# What is needed
Pictures within the data are to be left out; everything else must be reproduced exactly.

— START Data lines —

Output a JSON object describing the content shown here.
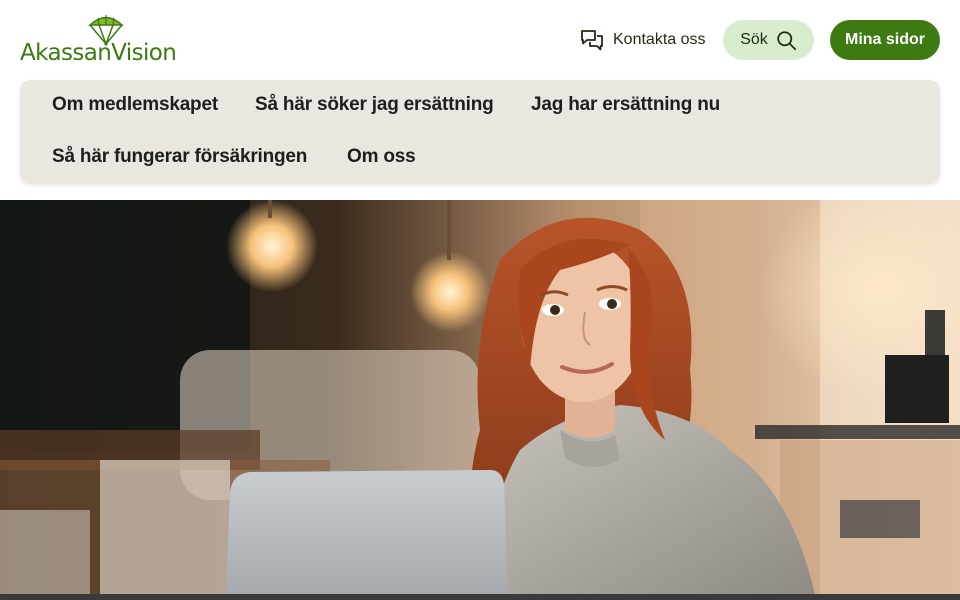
{
  "brand": {
    "name": "AkassanVision",
    "logo_icon": "parachute-icon",
    "color": "#3d7a12"
  },
  "header": {
    "contact": {
      "label": "Kontakta oss",
      "icon": "chat-bubbles-icon"
    },
    "search": {
      "label": "Sök",
      "icon": "search-icon"
    },
    "my_pages": {
      "label": "Mina sidor"
    }
  },
  "nav": {
    "items": [
      {
        "label": "Om medlemskapet"
      },
      {
        "label": "Så här söker jag ersättning"
      },
      {
        "label": "Jag har ersättning nu"
      },
      {
        "label": "Så här fungerar försäkringen"
      },
      {
        "label": "Om oss"
      }
    ]
  },
  "hero": {
    "image": "woman-with-laptop-in-cafe",
    "accent_colors": [
      "#c65a26",
      "#9a9690",
      "#2e2418"
    ]
  }
}
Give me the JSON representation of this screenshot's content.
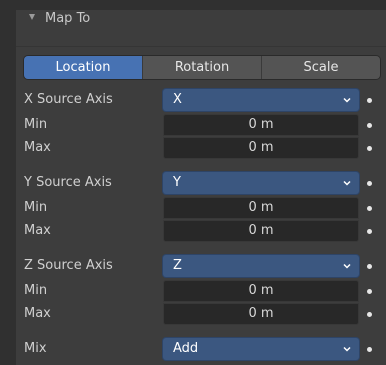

— END Data lines —

# Completed task
Output a JSON object describing the content shown here.
{
  "brand": {
    "name": "AkassanVision",
    "logo_icon": "parachute-icon",
    "color": "#3d7a12"
  },
  "header": {
    "contact": {
      "label": "Kontakta oss",
      "icon": "chat-bubbles-icon"
    },
    "search": {
      "label": "Sök",
      "icon": "search-icon"
    },
    "my_pages": {
      "label": "Mina sidor"
    }
  },
  "nav": {
    "items": [
      {
        "label": "Om medlemskapet"
      },
      {
        "label": "Så här söker jag ersättning"
      },
      {
        "label": "Jag har ersättning nu"
      },
      {
        "label": "Så här fungerar försäkringen"
      },
      {
        "label": "Om oss"
      }
    ]
  },
  "hero": {
    "image": "woman-with-laptop-in-cafe",
    "accent_colors": [
      "#c65a26",
      "#9a9690",
      "#2e2418"
    ]
  }
}
Give me the JSON representation of this screenshot's content.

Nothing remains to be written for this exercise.